Your goal:
From the listing below, copy every line with the word "цифрой".

Excerpted records:
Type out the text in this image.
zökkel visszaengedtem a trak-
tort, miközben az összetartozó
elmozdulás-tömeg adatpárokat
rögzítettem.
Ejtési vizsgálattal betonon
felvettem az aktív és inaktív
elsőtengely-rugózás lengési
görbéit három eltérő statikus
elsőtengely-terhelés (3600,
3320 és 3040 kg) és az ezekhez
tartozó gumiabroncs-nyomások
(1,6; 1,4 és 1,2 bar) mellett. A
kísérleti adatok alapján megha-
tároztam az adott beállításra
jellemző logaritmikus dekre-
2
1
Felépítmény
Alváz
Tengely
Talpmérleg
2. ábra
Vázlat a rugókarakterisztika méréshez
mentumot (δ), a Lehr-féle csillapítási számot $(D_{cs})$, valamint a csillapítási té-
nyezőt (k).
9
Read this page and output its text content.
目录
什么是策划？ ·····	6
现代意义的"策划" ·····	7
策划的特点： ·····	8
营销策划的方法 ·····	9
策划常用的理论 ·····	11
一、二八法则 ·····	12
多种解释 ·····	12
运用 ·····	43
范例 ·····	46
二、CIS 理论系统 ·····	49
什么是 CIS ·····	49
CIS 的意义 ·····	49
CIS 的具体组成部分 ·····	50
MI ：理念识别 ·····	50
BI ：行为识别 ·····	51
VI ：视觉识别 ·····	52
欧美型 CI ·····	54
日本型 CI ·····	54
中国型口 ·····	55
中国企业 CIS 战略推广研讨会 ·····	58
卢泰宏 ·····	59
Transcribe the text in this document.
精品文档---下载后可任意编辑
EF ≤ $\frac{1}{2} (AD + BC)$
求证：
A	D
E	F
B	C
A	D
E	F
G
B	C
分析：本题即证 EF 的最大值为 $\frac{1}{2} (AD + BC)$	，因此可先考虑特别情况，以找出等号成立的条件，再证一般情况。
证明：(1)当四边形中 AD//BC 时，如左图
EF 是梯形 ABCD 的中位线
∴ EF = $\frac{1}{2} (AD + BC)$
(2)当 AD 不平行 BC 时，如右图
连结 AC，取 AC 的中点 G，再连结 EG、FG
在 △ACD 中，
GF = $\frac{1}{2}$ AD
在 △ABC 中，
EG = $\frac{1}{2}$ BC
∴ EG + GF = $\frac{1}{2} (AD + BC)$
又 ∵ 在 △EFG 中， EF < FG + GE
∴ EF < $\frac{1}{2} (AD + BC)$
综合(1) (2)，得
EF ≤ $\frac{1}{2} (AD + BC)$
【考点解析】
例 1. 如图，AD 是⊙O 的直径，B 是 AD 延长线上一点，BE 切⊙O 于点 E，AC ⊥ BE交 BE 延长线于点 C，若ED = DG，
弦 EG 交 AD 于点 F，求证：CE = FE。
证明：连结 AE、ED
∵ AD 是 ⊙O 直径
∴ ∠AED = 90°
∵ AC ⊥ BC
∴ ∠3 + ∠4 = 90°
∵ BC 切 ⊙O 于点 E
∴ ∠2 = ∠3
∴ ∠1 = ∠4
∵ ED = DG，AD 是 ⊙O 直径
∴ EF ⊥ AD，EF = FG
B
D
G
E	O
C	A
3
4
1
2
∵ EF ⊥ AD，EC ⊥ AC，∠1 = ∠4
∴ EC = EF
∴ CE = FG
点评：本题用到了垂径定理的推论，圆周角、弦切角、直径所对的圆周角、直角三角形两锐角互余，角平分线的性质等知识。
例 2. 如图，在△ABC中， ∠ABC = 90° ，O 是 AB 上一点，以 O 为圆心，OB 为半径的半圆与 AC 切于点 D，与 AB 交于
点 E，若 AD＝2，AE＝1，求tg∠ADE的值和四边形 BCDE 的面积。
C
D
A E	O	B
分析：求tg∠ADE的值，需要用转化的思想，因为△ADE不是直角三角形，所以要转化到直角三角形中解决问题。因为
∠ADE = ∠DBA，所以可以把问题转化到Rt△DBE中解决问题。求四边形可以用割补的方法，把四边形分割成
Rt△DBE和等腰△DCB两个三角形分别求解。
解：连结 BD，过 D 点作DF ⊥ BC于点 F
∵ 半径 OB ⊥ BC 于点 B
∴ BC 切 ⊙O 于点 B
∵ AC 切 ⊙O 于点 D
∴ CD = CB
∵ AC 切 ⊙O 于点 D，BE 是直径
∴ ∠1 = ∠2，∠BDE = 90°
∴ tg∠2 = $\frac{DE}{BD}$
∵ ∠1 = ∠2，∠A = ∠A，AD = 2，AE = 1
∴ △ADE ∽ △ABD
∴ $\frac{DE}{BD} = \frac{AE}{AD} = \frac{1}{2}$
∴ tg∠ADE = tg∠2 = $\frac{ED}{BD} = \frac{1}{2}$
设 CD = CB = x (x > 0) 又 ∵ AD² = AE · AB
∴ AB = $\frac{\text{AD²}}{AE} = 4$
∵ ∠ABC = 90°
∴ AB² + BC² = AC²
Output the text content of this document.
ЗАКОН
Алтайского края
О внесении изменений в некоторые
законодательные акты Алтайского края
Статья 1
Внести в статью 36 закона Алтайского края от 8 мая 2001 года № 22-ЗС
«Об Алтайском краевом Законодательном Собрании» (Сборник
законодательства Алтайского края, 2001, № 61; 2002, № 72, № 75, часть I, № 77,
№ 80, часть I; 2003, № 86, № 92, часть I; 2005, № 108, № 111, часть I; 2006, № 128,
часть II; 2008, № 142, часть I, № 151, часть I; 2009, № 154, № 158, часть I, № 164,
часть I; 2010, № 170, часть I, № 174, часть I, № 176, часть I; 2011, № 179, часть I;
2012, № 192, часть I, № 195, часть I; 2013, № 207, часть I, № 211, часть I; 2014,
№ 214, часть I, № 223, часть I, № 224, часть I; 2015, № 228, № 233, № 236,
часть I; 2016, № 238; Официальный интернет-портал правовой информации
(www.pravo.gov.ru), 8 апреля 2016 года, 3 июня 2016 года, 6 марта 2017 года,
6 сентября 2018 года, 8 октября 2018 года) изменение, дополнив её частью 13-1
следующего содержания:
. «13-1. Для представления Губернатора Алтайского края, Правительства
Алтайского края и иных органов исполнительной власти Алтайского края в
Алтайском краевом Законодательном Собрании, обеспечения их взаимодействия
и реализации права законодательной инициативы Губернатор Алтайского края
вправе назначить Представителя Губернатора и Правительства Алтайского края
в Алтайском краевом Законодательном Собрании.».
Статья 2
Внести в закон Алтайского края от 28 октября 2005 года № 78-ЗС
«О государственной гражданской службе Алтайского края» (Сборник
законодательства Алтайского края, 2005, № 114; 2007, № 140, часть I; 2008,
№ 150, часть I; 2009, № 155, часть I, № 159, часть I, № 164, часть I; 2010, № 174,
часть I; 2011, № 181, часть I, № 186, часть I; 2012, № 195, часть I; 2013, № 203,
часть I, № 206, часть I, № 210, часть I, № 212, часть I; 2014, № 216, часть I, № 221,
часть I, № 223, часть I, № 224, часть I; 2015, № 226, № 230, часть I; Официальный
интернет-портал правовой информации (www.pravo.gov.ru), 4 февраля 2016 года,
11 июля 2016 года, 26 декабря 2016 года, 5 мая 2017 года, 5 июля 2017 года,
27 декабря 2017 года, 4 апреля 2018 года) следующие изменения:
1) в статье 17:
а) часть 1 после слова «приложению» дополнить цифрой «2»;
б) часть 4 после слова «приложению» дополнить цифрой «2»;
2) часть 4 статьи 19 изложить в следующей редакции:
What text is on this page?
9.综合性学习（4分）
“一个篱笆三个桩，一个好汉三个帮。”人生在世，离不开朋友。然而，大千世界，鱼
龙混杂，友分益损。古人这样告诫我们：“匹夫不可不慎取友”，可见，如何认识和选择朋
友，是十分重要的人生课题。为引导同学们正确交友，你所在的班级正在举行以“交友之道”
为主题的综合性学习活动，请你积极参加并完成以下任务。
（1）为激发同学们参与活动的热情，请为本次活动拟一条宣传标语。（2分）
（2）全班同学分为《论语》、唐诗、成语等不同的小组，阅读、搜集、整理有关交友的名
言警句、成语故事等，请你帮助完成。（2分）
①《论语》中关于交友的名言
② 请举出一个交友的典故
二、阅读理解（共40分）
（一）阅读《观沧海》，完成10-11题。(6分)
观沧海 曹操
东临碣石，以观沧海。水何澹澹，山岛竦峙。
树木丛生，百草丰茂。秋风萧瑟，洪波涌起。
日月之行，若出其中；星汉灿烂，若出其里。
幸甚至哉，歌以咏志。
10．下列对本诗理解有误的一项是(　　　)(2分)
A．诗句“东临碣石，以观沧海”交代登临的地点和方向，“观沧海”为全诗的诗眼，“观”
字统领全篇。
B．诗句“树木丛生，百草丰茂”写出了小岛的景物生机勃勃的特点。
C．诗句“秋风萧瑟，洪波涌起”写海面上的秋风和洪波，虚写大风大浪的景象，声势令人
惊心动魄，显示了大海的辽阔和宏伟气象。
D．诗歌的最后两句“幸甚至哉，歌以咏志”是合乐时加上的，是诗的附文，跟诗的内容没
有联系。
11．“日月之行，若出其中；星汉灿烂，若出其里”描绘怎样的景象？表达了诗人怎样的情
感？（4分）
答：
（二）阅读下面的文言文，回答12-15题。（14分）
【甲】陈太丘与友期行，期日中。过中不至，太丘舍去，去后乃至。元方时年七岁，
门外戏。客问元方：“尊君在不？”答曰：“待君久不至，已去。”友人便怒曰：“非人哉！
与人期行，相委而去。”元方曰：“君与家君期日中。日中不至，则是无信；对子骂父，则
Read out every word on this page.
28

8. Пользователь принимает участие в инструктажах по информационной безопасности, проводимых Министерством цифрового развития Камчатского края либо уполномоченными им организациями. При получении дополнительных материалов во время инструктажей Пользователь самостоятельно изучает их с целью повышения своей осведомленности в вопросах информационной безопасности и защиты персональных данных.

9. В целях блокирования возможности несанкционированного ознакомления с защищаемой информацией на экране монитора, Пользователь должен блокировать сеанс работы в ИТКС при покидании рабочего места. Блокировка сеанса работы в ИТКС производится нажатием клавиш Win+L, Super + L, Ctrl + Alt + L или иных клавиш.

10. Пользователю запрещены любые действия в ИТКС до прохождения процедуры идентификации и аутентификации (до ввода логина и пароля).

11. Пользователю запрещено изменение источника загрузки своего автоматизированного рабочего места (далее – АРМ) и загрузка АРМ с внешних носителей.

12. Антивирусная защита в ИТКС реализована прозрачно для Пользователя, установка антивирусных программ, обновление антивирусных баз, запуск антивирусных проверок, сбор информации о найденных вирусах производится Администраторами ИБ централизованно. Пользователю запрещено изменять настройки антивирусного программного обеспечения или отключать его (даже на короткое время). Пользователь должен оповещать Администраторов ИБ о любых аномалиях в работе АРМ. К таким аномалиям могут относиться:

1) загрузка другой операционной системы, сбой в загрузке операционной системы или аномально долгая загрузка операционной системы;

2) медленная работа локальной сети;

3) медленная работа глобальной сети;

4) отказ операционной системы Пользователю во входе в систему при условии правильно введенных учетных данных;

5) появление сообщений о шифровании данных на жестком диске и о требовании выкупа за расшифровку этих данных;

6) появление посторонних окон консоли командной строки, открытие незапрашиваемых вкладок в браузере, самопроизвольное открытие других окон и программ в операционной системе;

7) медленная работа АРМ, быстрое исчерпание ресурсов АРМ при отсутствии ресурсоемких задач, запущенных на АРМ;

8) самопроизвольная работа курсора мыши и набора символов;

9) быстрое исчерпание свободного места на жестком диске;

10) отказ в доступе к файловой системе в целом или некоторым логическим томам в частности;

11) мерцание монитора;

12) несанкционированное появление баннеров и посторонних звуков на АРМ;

Expected answer:
а) часть 1 после слова «приложению» дополнить цифрой «2»;
б) часть 4 после слова «приложению» дополнить цифрой «2»;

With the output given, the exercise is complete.